**What is asked**
Repeat each line exactly, leaving nothing out.
==== Material provided
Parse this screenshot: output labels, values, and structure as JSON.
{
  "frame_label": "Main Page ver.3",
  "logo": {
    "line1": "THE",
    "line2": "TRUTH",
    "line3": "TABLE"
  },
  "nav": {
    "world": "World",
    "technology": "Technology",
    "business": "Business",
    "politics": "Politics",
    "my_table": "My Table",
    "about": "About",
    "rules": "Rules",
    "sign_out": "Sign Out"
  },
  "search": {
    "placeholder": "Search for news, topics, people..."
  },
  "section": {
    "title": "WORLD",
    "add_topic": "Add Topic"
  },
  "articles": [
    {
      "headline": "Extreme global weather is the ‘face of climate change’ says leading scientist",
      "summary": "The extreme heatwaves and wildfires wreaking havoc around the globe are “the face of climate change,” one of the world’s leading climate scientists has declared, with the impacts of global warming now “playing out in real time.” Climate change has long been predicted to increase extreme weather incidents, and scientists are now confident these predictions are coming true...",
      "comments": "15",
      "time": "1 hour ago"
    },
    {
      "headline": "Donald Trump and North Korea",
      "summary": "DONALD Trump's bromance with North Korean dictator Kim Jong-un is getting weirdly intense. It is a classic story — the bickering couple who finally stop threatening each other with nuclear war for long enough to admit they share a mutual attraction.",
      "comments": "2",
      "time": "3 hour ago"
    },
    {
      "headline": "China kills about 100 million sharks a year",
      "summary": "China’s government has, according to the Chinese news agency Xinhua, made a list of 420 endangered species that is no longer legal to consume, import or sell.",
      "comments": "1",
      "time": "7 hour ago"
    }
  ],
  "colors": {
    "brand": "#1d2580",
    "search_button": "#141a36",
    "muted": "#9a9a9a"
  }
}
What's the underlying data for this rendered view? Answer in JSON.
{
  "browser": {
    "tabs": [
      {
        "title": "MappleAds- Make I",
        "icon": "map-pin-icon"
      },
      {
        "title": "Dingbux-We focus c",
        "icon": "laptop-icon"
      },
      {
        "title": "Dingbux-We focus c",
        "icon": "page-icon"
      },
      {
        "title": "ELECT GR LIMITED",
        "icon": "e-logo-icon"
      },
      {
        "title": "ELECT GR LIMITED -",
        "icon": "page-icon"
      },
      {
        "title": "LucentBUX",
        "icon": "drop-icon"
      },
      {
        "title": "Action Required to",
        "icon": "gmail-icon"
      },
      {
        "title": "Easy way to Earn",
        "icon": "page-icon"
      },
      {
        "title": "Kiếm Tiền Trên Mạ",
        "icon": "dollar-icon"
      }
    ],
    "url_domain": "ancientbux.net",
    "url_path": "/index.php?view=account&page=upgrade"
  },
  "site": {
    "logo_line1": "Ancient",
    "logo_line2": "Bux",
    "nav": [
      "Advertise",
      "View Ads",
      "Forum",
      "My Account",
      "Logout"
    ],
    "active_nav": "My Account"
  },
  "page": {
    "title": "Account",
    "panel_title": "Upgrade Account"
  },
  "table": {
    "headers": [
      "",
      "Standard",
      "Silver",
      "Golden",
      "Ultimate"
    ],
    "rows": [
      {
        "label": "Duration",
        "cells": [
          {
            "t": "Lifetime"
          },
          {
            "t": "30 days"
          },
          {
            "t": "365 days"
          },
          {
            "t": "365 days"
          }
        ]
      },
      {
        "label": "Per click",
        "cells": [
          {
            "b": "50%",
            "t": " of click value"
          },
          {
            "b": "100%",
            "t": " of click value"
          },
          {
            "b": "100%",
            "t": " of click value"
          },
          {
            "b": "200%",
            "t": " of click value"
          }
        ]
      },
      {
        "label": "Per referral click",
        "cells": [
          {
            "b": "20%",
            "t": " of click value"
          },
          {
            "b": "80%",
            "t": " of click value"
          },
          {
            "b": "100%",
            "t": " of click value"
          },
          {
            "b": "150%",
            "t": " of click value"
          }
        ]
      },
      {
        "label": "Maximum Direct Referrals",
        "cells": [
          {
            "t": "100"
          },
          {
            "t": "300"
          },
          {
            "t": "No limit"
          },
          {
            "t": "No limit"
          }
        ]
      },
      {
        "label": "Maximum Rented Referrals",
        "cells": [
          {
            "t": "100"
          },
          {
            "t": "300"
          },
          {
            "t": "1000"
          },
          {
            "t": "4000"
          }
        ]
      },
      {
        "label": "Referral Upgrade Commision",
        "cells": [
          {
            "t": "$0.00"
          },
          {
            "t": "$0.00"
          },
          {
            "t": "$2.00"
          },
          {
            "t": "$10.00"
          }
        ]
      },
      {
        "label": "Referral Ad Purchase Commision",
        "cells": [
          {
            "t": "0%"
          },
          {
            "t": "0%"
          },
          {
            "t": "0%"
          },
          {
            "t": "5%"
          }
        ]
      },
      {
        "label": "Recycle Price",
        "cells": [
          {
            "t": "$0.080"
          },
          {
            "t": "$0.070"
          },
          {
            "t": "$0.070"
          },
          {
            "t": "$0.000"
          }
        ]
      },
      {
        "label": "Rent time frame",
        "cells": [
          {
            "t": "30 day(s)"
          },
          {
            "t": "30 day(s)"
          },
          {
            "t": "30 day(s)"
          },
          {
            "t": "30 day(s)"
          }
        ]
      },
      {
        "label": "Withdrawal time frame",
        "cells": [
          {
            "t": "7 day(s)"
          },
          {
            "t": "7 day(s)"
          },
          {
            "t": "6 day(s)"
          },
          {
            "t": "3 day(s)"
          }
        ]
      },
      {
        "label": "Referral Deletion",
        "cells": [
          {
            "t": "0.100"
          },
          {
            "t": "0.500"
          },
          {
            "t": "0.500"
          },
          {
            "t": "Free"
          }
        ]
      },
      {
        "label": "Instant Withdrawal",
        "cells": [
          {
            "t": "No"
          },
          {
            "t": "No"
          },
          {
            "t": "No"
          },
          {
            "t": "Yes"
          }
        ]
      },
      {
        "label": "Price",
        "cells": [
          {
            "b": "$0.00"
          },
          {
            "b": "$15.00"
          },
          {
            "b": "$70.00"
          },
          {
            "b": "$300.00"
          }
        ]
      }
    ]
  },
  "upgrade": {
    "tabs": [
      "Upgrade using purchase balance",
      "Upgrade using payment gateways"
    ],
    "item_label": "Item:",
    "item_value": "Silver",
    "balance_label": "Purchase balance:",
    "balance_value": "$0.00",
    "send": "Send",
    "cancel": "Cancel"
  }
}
========
**Full answer**
Parse this screenshot: output labels, values, and structure as JSON.
{
  "frame_label": "Main Page ver.3",
  "logo": {
    "line1": "THE",
    "line2": "TRUTH",
    "line3": "TABLE"
  },
  "nav": {
    "world": "World",
    "technology": "Technology",
    "business": "Business",
    "politics": "Politics",
    "my_table": "My Table",
    "about": "About",
    "rules": "Rules",
    "sign_out": "Sign Out"
  },
  "search": {
    "placeholder": "Search for news, topics, people..."
  },
  "section": {
    "title": "WORLD",
    "add_topic": "Add Topic"
  },
  "articles": [
    {
      "headline": "Extreme global weather is the ‘face of climate change’ says leading scientist",
      "summary": "The extreme heatwaves and wildfires wreaking havoc around the globe are “the face of climate change,” one of the world’s leading climate scientists has declared, with the impacts of global warming now “playing out in real time.” Climate change has long been predicted to increase extreme weather incidents, and scientists are now confident these predictions are coming true...",
      "comments": "15",
      "time": "1 hour ago"
    },
    {
      "headline": "Donald Trump and North Korea",
      "summary": "DONALD Trump's bromance with North Korean dictator Kim Jong-un is getting weirdly intense. It is a classic story — the bickering couple who finally stop threatening each other with nuclear war for long enough to admit they share a mutual attraction.",
      "comments": "2",
      "time": "3 hour ago"
    },
    {
      "headline": "China kills about 100 million sharks a year",
      "summary": "China’s government has, according to the Chinese news agency Xinhua, made a list of 420 endangered species that is no longer legal to consume, import or sell.",
      "comments": "1",
      "time": "7 hour ago"
    }
  ],
  "colors": {
    "brand": "#1d2580",
    "search_button": "#141a36",
    "muted": "#9a9a9a"
  }
}
What's the underlying data for this rendered view? Answer in JSON.
{
  "browser": {
    "tabs": [
      {
        "title": "MappleAds- Make I",
        "icon": "map-pin-icon"
      },
      {
        "title": "Dingbux-We focus c",
        "icon": "laptop-icon"
      },
      {
        "title": "Dingbux-We focus c",
        "icon": "page-icon"
      },
      {
        "title": "ELECT GR LIMITED",
        "icon": "e-logo-icon"
      },
      {
        "title": "ELECT GR LIMITED -",
        "icon": "page-icon"
      },
      {
        "title": "LucentBUX",
        "icon": "drop-icon"
      },
      {
        "title": "Action Required to",
        "icon": "gmail-icon"
      },
      {
        "title": "Easy way to Earn",
        "icon": "page-icon"
      },
      {
        "title": "Kiếm Tiền Trên Mạ",
        "icon": "dollar-icon"
      }
    ],
    "url_domain": "ancientbux.net",
    "url_path": "/index.php?view=account&page=upgrade"
  },
  "site": {
    "logo_line1": "Ancient",
    "logo_line2": "Bux",
    "nav": [
      "Advertise",
      "View Ads",
      "Forum",
      "My Account",
      "Logout"
    ],
    "active_nav": "My Account"
  },
  "page": {
    "title": "Account",
    "panel_title": "Upgrade Account"
  },
  "table": {
    "headers": [
      "",
      "Standard",
      "Silver",
      "Golden",
      "Ultimate"
    ],
    "rows": [
      {
        "label": "Duration",
        "cells": [
          {
            "t": "Lifetime"
          },
          {
            "t": "30 days"
          },
          {
            "t": "365 days"
          },
          {
            "t": "365 days"
          }
        ]
      },
      {
        "label": "Per click",
        "cells": [
          {
            "b": "50%",
            "t": " of click value"
          },
          {
            "b": "100%",
            "t": " of click value"
          },
          {
            "b": "100%",
            "t": " of click value"
          },
          {
            "b": "200%",
            "t": " of click value"
          }
        ]
      },
      {
        "label": "Per referral click",
        "cells": [
          {
            "b": "20%",
            "t": " of click value"
          },
          {
            "b": "80%",
            "t": " of click value"
          },
          {
            "b": "100%",
            "t": " of click value"
          },
          {
            "b": "150%",
            "t": " of click value"
          }
        ]
      },
      {
        "label": "Maximum Direct Referrals",
        "cells": [
          {
            "t": "100"
          },
          {
            "t": "300"
          },
          {
            "t": "No limit"
          },
          {
            "t": "No limit"
          }
        ]
      },
      {
        "label": "Maximum Rented Referrals",
        "cells": [
          {
            "t": "100"
          },
          {
            "t": "300"
          },
          {
            "t": "1000"
          },
          {
            "t": "4000"
          }
        ]
      },
      {
        "label": "Referral Upgrade Commision",
        "cells": [
          {
            "t": "$0.00"
          },
          {
            "t": "$0.00"
          },
          {
            "t": "$2.00"
          },
          {
            "t": "$10.00"
          }
        ]
      },
      {
        "label": "Referral Ad Purchase Commision",
        "cells": [
          {
            "t": "0%"
          },
          {
            "t": "0%"
          },
          {
            "t": "0%"
          },
          {
            "t": "5%"
          }
        ]
      },
      {
        "label": "Recycle Price",
        "cells": [
          {
            "t": "$0.080"
          },
          {
            "t": "$0.070"
          },
          {
            "t": "$0.070"
          },
          {
            "t": "$0.000"
          }
        ]
      },
      {
        "label": "Rent time frame",
        "cells": [
          {
            "t": "30 day(s)"
          },
          {
            "t": "30 day(s)"
          },
          {
            "t": "30 day(s)"
          },
          {
            "t": "30 day(s)"
          }
        ]
      },
      {
        "label": "Withdrawal time frame",
        "cells": [
          {
            "t": "7 day(s)"
          },
          {
            "t": "7 day(s)"
          },
          {
            "t": "6 day(s)"
          },
          {
            "t": "3 day(s)"
          }
        ]
      },
      {
        "label": "Referral Deletion",
        "cells": [
          {
            "t": "0.100"
          },
          {
            "t": "0.500"
          },
          {
            "t": "0.500"
          },
          {
            "t": "Free"
          }
        ]
      },
      {
        "label": "Instant Withdrawal",
        "cells": [
          {
            "t": "No"
          },
          {
            "t": "No"
          },
          {
            "t": "No"
          },
          {
            "t": "Yes"
          }
        ]
      },
      {
        "label": "Price",
        "cells": [
          {
            "b": "$0.00"
          },
          {
            "b": "$15.00"
          },
          {
            "b": "$70.00"
          },
          {
            "b": "$300.00"
          }
        ]
      }
    ]
  },
  "upgrade": {
    "tabs": [
      "Upgrade using purchase balance",
      "Upgrade using payment gateways"
    ],
    "item_label": "Item:",
    "item_value": "Silver",
    "balance_label": "Purchase balance:",
    "balance_value": "$0.00",
    "send": "Send",
    "cancel": "Cancel"
  }
}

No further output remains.